* Brief *
Wherever the word "main" appears in a line, extract that line.

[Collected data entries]
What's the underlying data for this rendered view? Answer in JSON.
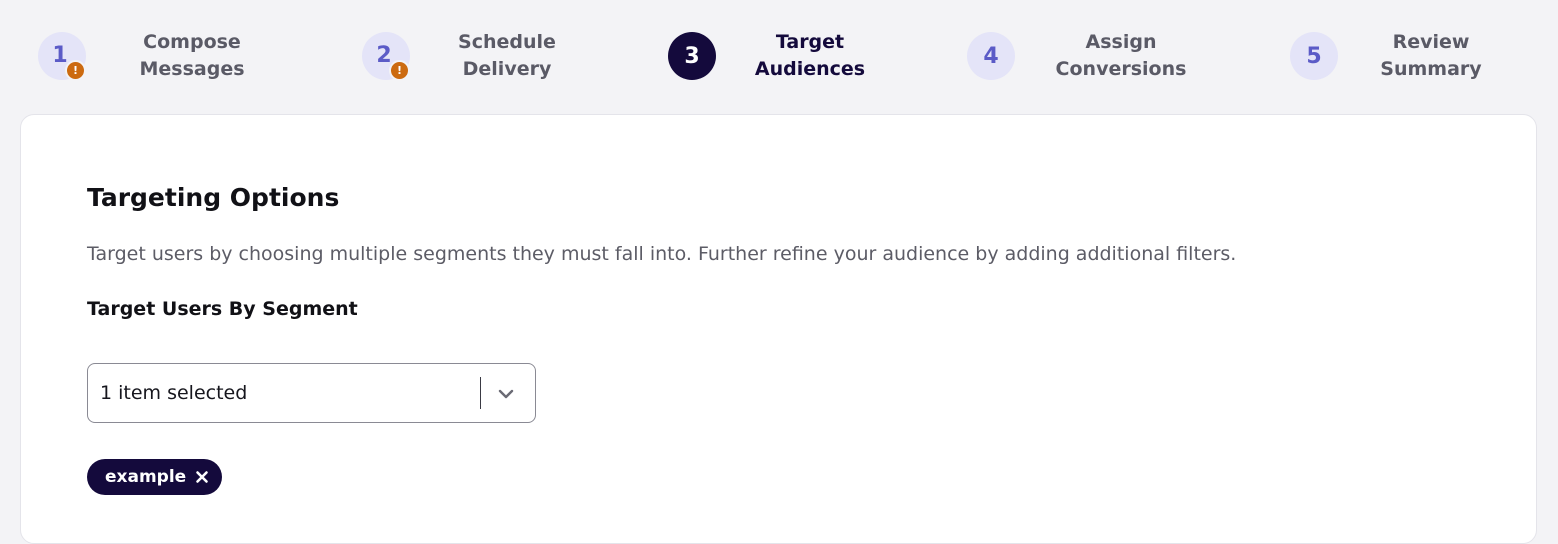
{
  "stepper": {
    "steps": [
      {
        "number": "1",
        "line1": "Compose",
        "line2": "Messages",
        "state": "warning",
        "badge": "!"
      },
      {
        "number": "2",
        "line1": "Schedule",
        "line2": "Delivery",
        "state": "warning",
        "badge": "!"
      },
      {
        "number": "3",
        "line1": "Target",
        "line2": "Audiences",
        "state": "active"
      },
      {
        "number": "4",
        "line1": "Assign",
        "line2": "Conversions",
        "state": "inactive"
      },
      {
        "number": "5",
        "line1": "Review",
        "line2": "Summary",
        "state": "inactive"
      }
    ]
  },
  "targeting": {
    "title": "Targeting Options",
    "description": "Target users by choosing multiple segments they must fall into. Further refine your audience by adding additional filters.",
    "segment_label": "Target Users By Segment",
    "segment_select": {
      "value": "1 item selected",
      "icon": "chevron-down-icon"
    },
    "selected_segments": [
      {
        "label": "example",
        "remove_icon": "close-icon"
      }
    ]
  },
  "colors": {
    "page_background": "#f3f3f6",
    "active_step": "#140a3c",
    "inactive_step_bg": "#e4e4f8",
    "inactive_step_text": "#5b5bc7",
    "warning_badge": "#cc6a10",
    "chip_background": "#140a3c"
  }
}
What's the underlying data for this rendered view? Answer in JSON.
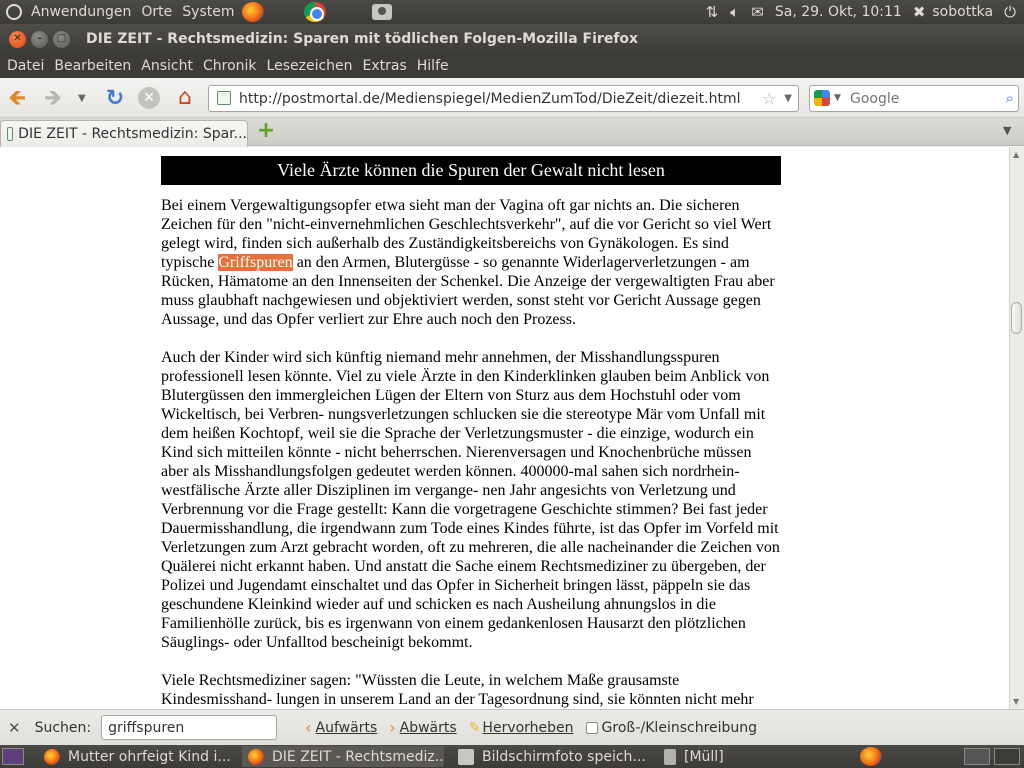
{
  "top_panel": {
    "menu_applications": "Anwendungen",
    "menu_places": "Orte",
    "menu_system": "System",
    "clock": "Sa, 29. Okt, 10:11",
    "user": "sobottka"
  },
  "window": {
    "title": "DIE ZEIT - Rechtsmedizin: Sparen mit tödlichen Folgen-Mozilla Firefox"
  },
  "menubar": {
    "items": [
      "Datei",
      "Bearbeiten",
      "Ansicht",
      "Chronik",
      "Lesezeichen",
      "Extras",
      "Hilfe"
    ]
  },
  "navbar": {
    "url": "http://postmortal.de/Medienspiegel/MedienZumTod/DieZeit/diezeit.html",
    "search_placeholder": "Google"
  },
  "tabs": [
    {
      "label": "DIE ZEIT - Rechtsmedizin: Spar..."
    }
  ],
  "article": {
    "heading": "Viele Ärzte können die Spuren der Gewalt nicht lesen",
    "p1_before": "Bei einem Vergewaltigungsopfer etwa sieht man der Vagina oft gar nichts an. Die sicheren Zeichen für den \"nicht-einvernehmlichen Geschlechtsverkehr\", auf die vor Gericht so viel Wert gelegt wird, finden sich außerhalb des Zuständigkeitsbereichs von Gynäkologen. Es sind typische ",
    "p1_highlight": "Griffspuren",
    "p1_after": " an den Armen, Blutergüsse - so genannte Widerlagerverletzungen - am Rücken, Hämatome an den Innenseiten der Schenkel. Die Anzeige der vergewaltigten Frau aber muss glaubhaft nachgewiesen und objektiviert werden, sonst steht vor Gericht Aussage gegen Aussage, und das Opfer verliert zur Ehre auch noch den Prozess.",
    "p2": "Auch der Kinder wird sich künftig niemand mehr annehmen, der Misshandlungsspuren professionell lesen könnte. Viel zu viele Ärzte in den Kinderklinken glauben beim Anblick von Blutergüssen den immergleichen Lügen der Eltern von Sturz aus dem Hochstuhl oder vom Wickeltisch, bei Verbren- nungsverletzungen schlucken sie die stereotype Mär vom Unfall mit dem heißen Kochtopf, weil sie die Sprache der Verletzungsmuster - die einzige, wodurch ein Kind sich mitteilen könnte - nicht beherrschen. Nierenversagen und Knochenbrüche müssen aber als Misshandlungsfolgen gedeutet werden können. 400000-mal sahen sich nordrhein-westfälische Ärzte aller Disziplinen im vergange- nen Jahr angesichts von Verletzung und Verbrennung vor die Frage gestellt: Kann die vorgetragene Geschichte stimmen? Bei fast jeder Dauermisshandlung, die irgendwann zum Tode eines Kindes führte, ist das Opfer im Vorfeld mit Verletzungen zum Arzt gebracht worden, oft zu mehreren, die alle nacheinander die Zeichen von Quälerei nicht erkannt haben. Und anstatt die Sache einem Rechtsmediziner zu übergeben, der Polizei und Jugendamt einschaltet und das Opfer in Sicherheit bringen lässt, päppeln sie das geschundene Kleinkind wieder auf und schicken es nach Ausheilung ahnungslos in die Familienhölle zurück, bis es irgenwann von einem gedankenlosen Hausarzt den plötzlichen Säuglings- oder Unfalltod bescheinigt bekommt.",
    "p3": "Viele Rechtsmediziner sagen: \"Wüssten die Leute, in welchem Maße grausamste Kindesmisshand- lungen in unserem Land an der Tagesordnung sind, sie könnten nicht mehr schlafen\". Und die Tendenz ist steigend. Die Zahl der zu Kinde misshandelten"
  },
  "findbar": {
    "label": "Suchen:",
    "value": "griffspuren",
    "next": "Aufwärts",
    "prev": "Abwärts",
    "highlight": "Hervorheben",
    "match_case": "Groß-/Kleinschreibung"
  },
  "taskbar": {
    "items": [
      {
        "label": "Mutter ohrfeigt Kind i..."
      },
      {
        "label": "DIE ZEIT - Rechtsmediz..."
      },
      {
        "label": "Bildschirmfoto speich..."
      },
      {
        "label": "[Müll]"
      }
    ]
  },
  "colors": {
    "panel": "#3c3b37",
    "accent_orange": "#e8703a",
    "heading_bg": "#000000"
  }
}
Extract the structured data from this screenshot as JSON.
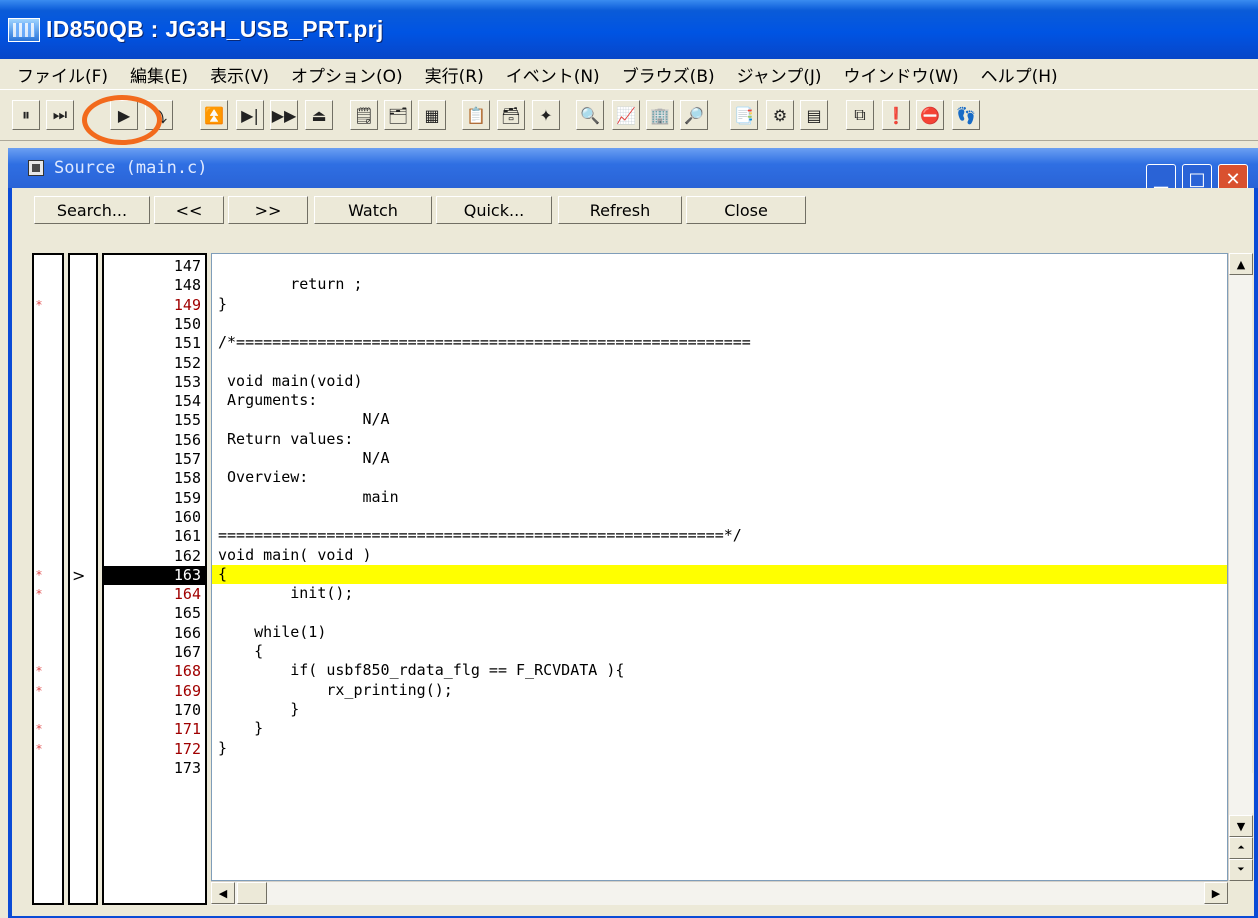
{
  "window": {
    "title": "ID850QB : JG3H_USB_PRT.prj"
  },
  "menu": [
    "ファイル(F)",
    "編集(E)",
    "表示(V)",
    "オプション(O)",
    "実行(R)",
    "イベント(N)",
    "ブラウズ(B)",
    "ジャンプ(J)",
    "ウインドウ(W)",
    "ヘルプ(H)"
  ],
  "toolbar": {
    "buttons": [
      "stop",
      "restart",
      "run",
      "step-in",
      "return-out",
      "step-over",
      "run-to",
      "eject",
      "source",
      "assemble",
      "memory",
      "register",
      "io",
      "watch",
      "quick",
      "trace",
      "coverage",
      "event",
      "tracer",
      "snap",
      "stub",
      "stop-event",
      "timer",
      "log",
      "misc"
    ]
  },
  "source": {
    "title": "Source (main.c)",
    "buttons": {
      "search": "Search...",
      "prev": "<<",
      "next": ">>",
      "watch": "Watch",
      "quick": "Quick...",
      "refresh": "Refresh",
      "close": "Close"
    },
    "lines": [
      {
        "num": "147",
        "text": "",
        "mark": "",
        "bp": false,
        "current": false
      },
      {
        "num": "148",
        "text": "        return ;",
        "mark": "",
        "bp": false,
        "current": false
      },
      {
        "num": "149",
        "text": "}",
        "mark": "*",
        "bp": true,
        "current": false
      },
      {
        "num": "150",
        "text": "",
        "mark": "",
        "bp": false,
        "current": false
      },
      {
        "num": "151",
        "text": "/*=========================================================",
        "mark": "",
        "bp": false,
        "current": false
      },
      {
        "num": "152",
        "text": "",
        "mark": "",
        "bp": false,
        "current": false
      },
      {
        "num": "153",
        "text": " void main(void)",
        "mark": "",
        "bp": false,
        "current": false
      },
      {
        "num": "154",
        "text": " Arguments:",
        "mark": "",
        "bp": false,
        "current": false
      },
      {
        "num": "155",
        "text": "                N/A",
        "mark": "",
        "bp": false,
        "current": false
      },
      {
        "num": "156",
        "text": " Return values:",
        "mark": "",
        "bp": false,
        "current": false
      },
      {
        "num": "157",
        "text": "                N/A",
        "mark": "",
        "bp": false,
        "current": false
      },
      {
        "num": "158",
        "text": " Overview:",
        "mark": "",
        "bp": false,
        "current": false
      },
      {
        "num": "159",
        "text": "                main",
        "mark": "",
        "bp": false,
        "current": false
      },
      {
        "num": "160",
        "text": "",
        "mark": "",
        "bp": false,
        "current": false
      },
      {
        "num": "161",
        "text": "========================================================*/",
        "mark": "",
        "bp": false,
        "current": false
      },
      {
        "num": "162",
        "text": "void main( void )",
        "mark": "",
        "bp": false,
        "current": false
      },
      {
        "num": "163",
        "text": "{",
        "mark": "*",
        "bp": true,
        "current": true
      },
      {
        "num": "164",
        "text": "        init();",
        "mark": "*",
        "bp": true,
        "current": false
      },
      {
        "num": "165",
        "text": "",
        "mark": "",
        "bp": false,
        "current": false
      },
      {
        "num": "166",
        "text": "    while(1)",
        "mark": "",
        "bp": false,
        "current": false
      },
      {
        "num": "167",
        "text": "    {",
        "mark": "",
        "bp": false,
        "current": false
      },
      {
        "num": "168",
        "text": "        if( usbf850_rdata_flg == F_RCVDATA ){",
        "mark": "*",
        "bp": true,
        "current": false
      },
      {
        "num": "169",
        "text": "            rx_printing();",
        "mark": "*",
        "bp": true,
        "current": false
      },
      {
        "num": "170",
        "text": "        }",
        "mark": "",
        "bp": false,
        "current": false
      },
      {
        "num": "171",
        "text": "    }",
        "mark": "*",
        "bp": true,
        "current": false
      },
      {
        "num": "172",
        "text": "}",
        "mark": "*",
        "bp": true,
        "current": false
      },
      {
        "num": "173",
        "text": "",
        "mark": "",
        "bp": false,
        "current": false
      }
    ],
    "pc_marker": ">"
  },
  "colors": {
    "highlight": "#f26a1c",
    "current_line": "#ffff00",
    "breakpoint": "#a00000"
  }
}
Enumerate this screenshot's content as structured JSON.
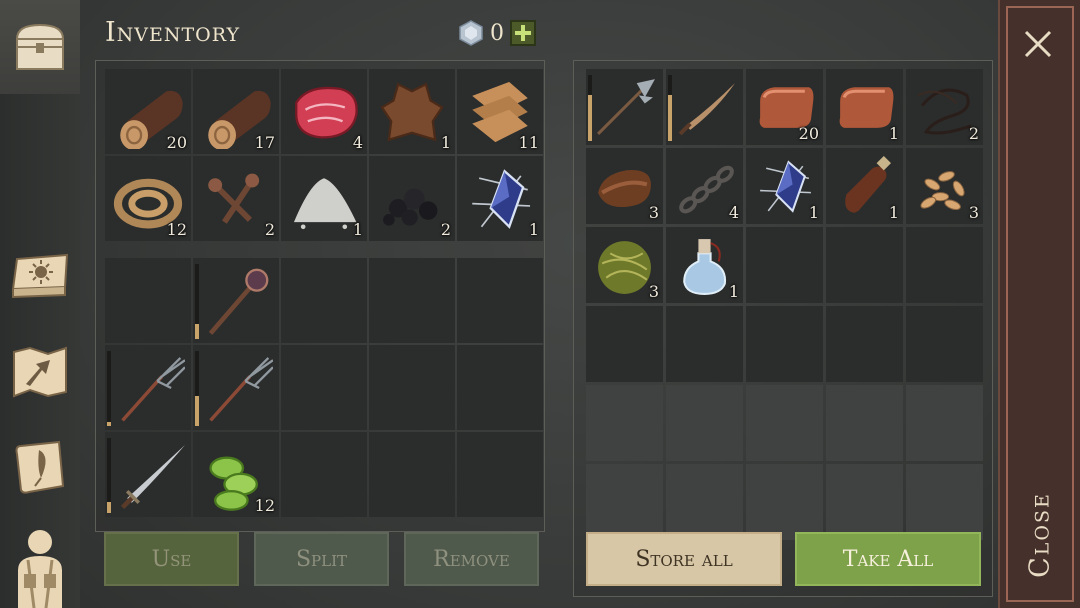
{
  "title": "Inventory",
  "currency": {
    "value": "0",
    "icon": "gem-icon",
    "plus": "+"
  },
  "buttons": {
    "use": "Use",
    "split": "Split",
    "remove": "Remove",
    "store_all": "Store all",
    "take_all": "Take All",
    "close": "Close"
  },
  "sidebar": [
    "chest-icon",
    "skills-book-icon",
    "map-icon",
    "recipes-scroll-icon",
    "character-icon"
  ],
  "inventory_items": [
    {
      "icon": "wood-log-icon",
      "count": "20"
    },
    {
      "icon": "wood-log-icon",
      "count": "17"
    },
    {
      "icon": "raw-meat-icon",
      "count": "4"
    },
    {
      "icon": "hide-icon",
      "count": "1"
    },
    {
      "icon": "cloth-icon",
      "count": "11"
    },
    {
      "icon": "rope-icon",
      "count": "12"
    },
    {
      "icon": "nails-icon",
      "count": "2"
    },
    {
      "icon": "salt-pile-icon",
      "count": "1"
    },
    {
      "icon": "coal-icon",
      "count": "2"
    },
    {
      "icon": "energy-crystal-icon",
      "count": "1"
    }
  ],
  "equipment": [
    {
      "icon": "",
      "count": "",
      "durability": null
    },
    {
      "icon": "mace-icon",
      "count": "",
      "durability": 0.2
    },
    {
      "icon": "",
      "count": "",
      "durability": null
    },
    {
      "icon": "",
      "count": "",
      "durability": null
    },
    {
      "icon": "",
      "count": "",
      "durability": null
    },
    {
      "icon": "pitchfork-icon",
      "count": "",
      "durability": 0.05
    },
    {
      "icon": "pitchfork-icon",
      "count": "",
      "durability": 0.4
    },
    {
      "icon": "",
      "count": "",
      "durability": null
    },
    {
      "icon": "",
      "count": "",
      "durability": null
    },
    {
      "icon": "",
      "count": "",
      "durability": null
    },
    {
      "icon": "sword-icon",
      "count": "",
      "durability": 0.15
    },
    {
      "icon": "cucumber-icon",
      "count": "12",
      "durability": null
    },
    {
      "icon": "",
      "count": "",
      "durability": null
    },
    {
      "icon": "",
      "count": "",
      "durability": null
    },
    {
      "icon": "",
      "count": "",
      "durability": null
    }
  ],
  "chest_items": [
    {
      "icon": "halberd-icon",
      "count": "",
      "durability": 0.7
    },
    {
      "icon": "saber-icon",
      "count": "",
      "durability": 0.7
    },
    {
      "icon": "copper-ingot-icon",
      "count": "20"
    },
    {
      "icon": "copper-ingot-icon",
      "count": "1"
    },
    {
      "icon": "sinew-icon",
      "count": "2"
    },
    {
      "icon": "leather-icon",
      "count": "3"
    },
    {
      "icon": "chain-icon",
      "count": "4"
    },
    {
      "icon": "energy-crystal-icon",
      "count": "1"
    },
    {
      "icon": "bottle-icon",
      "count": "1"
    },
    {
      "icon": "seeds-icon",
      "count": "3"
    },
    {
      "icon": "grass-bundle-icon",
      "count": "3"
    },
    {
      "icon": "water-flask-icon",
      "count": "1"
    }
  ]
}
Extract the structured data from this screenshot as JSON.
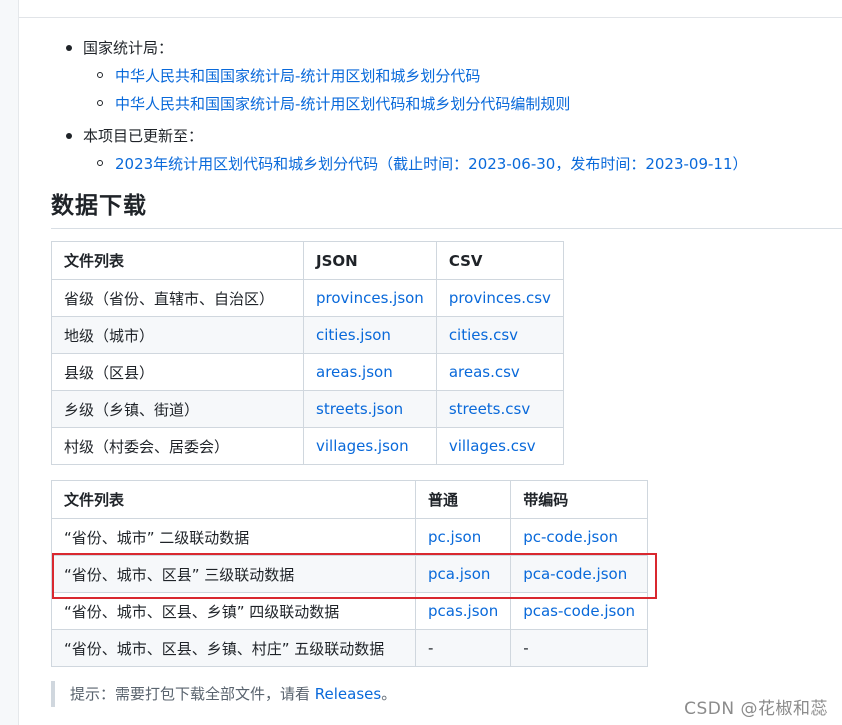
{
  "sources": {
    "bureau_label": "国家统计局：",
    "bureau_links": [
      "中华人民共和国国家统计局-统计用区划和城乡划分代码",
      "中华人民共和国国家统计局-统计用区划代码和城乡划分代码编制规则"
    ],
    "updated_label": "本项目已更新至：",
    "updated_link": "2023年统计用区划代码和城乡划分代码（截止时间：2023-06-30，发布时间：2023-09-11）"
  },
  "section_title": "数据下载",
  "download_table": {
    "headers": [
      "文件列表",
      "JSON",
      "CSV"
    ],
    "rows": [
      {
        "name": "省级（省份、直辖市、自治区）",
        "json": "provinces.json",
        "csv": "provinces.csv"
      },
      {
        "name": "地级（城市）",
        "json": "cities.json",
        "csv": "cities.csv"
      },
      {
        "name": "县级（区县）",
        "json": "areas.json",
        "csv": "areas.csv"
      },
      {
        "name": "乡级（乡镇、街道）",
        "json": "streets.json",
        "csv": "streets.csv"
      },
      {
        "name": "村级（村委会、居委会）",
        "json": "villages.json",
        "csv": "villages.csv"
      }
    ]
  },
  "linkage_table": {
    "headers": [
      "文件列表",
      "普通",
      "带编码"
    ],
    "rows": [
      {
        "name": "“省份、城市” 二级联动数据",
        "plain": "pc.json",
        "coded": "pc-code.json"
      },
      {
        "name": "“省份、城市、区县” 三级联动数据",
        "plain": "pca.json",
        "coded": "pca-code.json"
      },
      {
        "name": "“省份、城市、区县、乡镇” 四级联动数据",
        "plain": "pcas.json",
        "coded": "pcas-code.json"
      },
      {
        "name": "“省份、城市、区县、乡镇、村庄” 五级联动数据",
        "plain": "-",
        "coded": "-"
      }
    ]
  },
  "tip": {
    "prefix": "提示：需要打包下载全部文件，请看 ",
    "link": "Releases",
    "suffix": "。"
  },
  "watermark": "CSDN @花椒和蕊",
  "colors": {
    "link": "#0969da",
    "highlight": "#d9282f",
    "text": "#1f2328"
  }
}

* Result below *
    "title": "Source (main.c)",
        "text": " void main(void)",
        "text": "                main",
        "text": "void main( void )",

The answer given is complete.